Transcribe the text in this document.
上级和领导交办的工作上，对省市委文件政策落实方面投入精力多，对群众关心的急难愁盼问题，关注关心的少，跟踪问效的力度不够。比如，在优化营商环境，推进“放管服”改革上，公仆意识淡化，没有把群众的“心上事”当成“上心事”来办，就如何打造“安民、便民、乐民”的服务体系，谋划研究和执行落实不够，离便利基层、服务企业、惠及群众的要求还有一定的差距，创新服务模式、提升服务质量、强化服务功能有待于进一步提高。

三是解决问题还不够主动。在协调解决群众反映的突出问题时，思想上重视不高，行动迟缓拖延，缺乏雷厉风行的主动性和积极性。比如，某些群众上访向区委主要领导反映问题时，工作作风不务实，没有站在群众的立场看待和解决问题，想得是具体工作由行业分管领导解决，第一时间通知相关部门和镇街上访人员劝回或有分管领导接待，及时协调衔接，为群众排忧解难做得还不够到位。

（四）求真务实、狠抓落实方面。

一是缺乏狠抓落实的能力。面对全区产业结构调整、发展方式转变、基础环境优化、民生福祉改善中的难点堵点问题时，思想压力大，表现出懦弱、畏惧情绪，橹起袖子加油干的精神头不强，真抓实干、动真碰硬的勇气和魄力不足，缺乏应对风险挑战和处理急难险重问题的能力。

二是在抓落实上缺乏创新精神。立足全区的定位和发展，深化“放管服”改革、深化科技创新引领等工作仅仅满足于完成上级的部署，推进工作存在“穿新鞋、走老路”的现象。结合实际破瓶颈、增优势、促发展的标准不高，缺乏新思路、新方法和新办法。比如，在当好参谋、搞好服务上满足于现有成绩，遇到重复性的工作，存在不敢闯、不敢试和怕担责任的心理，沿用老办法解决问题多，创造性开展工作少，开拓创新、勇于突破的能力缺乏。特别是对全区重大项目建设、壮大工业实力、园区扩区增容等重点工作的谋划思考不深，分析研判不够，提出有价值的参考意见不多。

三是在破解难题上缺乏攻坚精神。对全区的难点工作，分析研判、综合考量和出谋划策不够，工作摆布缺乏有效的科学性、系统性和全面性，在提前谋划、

..............................

**EXERCISE DIRECTIONS**
Transcribe every record above exactly as it appears.

**COMPLETE ANSWER**
Transcribe the text in this document.
上级和领导交办的工作上，对省市委文件政策落实方面投入精力多，对群众关心的急难愁盼问题，关注关心的少，跟踪问效的力度不够。比如，在优化营商环境，推进“放管服”改革上，公仆意识淡化，没有把群众的“心上事”当成“上心事”来办，就如何打造“安民、便民、乐民”的服务体系，谋划研究和执行落实不够，离便利基层、服务企业、惠及群众的要求还有一定的差距，创新服务模式、提升服务质量、强化服务功能有待于进一步提高。

三是解决问题还不够主动。在协调解决群众反映的突出问题时，思想上重视不高，行动迟缓拖延，缺乏雷厉风行的主动性和积极性。比如，某些群众上访向区委主要领导反映问题时，工作作风不务实，没有站在群众的立场看待和解决问题，想得是具体工作由行业分管领导解决，第一时间通知相关部门和镇街上访人员劝回或有分管领导接待，及时协调衔接，为群众排忧解难做得还不够到位。

（四）求真务实、狠抓落实方面。

一是缺乏狠抓落实的能力。面对全区产业结构调整、发展方式转变、基础环境优化、民生福祉改善中的难点堵点问题时，思想压力大，表现出懦弱、畏惧情绪，橹起袖子加油干的精神头不强，真抓实干、动真碰硬的勇气和魄力不足，缺乏应对风险挑战和处理急难险重问题的能力。

二是在抓落实上缺乏创新精神。立足全区的定位和发展，深化“放管服”改革、深化科技创新引领等工作仅仅满足于完成上级的部署，推进工作存在“穿新鞋、走老路”的现象。结合实际破瓶颈、增优势、促发展的标准不高，缺乏新思路、新方法和新办法。比如，在当好参谋、搞好服务上满足于现有成绩，遇到重复性的工作，存在不敢闯、不敢试和怕担责任的心理，沿用老办法解决问题多，创造性开展工作少，开拓创新、勇于突破的能力缺乏。特别是对全区重大项目建设、壮大工业实力、园区扩区增容等重点工作的谋划思考不深，分析研判不够，提出有价值的参考意见不多。

三是在破解难题上缺乏攻坚精神。对全区的难点工作，分析研判、综合考量和出谋划策不够，工作摆布缺乏有效的科学性、系统性和全面性，在提前谋划、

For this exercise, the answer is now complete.